▸ **Request**
Copy the records that follow exactly as written, but not their pictures.

[Collection entries]

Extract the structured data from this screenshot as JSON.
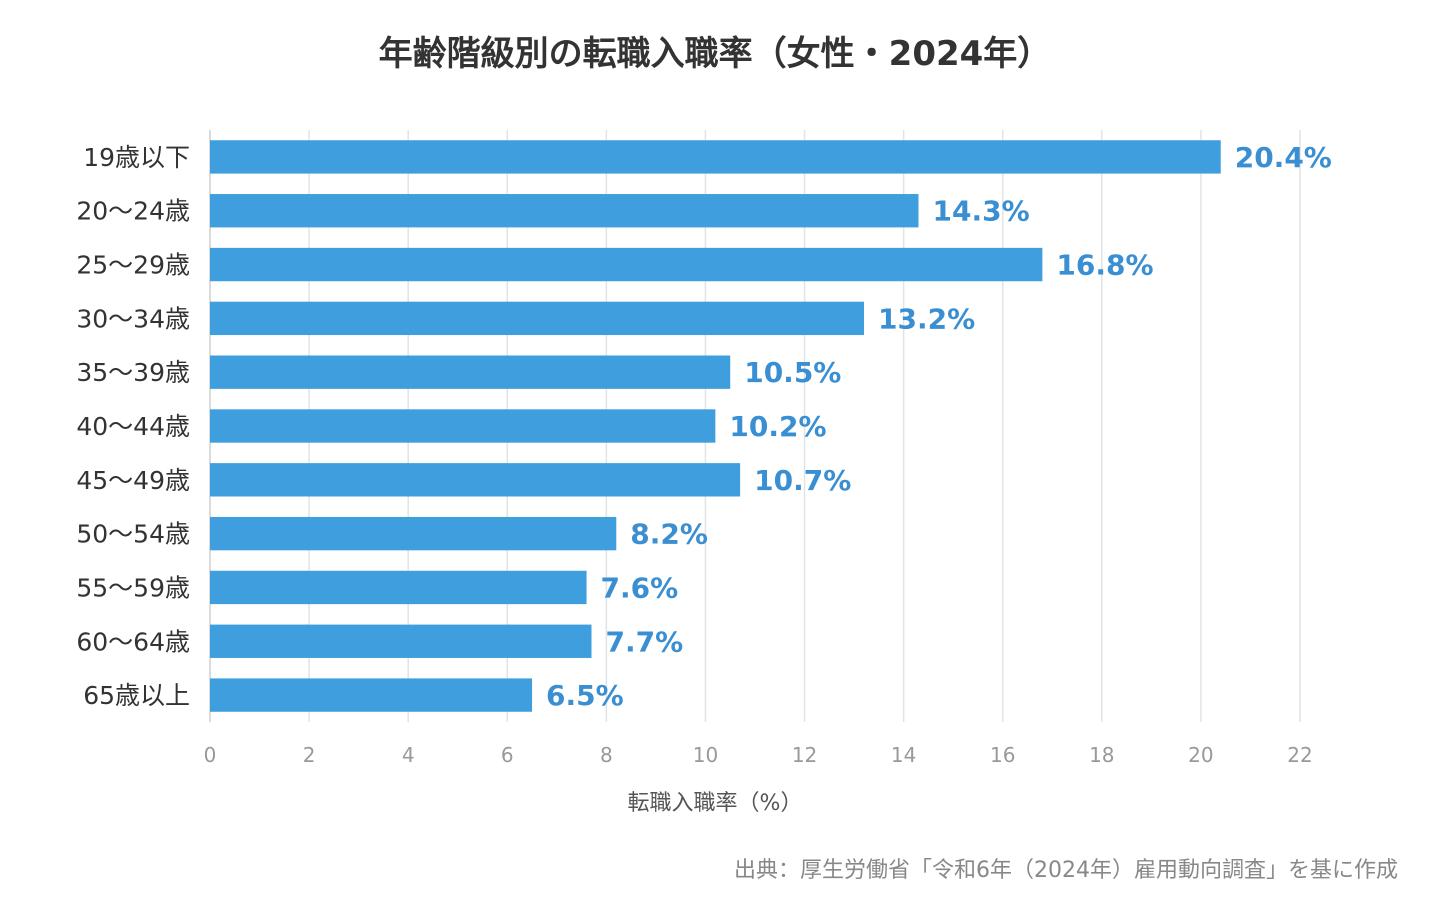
{
  "chart_data": {
    "type": "bar",
    "orientation": "horizontal",
    "title": "年齢階級別の転職入職率（女性・2024年）",
    "xlabel": "転職入職率（%）",
    "ylabel": "",
    "xlim": [
      0,
      22
    ],
    "xticks": [
      0,
      2,
      4,
      6,
      8,
      10,
      12,
      14,
      16,
      18,
      20,
      22
    ],
    "grid": true,
    "legend": "none",
    "categories": [
      "19歳以下",
      "20〜24歳",
      "25〜29歳",
      "30〜34歳",
      "35〜39歳",
      "40〜44歳",
      "45〜49歳",
      "50〜54歳",
      "55〜59歳",
      "60〜64歳",
      "65歳以上"
    ],
    "values": [
      20.4,
      14.3,
      16.8,
      13.2,
      10.5,
      10.2,
      10.7,
      8.2,
      7.6,
      7.7,
      6.5
    ],
    "value_labels": [
      "20.4%",
      "14.3%",
      "16.8%",
      "13.2%",
      "10.5%",
      "10.2%",
      "10.7%",
      "8.2%",
      "7.6%",
      "7.7%",
      "6.5%"
    ],
    "source": "出典：厚生労働省「令和6年（2024年）雇用動向調査」を基に作成",
    "colors": {
      "bar": "#3f9fde",
      "label": "#3a8fd2",
      "grid": "#e3e3e3"
    }
  }
}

▸ **Task result**
Extract the structured data from this screenshot as JSON.
{
  "chart_data": {
    "type": "bar",
    "orientation": "horizontal",
    "title": "年齢階級別の転職入職率（女性・2024年）",
    "xlabel": "転職入職率（%）",
    "ylabel": "",
    "xlim": [
      0,
      22
    ],
    "xticks": [
      0,
      2,
      4,
      6,
      8,
      10,
      12,
      14,
      16,
      18,
      20,
      22
    ],
    "grid": true,
    "legend": "none",
    "categories": [
      "19歳以下",
      "20〜24歳",
      "25〜29歳",
      "30〜34歳",
      "35〜39歳",
      "40〜44歳",
      "45〜49歳",
      "50〜54歳",
      "55〜59歳",
      "60〜64歳",
      "65歳以上"
    ],
    "values": [
      20.4,
      14.3,
      16.8,
      13.2,
      10.5,
      10.2,
      10.7,
      8.2,
      7.6,
      7.7,
      6.5
    ],
    "value_labels": [
      "20.4%",
      "14.3%",
      "16.8%",
      "13.2%",
      "10.5%",
      "10.2%",
      "10.7%",
      "8.2%",
      "7.6%",
      "7.7%",
      "6.5%"
    ],
    "source": "出典：厚生労働省「令和6年（2024年）雇用動向調査」を基に作成",
    "colors": {
      "bar": "#3f9fde",
      "label": "#3a8fd2",
      "grid": "#e3e3e3"
    }
  }
}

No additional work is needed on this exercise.